Given exercise — Find each line containing the word "VÀNG" and report how many there are. Add nothing else.

Excerpted records —
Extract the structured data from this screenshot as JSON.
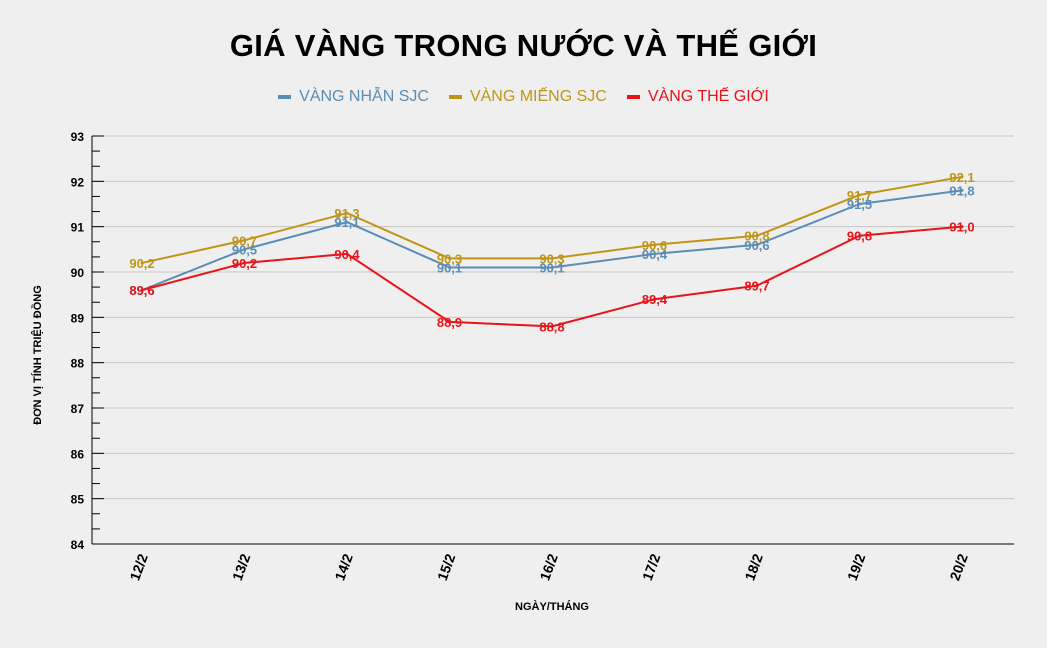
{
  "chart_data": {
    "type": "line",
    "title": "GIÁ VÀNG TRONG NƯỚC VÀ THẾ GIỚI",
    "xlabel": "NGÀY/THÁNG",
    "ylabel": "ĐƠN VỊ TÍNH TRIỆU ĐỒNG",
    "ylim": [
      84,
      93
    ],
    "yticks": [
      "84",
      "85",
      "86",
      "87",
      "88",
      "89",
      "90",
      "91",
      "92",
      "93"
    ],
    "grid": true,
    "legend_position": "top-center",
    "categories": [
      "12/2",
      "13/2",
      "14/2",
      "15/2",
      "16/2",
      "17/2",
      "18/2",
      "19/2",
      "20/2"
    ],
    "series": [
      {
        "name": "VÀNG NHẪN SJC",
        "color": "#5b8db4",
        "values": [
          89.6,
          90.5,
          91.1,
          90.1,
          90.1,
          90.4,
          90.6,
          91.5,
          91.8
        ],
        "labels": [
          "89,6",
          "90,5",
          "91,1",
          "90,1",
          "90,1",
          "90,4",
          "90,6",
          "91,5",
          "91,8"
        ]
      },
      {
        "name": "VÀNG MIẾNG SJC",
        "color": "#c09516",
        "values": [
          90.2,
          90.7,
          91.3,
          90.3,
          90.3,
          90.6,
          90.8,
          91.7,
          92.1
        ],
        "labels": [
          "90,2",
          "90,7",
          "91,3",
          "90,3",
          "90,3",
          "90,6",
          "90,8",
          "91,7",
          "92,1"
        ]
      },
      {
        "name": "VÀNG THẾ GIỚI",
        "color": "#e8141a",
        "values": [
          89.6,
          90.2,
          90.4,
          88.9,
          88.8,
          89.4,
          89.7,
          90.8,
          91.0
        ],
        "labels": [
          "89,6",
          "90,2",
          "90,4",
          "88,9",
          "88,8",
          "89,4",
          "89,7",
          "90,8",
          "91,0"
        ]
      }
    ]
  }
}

...

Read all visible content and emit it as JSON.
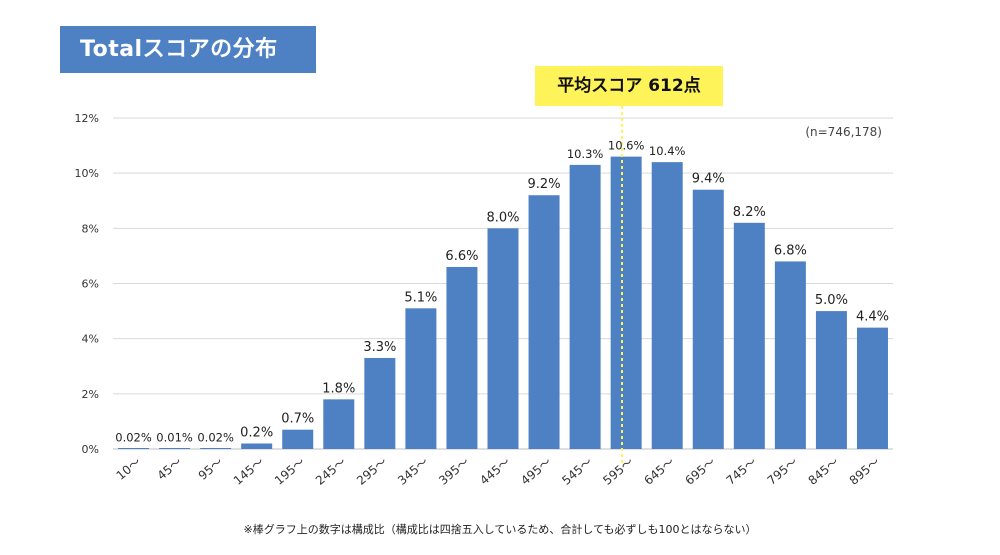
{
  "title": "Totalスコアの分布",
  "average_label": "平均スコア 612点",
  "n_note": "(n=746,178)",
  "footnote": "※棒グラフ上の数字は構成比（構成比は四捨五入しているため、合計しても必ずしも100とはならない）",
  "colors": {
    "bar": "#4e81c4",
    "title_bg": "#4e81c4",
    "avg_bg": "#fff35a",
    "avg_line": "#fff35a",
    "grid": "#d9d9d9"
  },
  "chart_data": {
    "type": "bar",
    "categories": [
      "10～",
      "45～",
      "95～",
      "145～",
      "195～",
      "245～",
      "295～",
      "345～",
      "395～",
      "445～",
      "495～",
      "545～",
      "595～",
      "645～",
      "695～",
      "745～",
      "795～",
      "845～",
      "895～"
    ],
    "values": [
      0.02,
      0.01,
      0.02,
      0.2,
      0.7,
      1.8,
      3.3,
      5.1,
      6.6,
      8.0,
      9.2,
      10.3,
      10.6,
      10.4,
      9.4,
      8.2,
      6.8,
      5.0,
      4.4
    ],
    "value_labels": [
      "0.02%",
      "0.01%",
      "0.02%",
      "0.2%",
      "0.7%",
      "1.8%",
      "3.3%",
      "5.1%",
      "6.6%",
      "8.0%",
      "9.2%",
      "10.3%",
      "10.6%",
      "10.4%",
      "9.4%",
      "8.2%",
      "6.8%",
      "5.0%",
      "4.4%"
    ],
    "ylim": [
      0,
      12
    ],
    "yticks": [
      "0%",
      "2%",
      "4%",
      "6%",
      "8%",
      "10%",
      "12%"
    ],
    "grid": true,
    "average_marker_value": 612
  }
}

Written answer — 4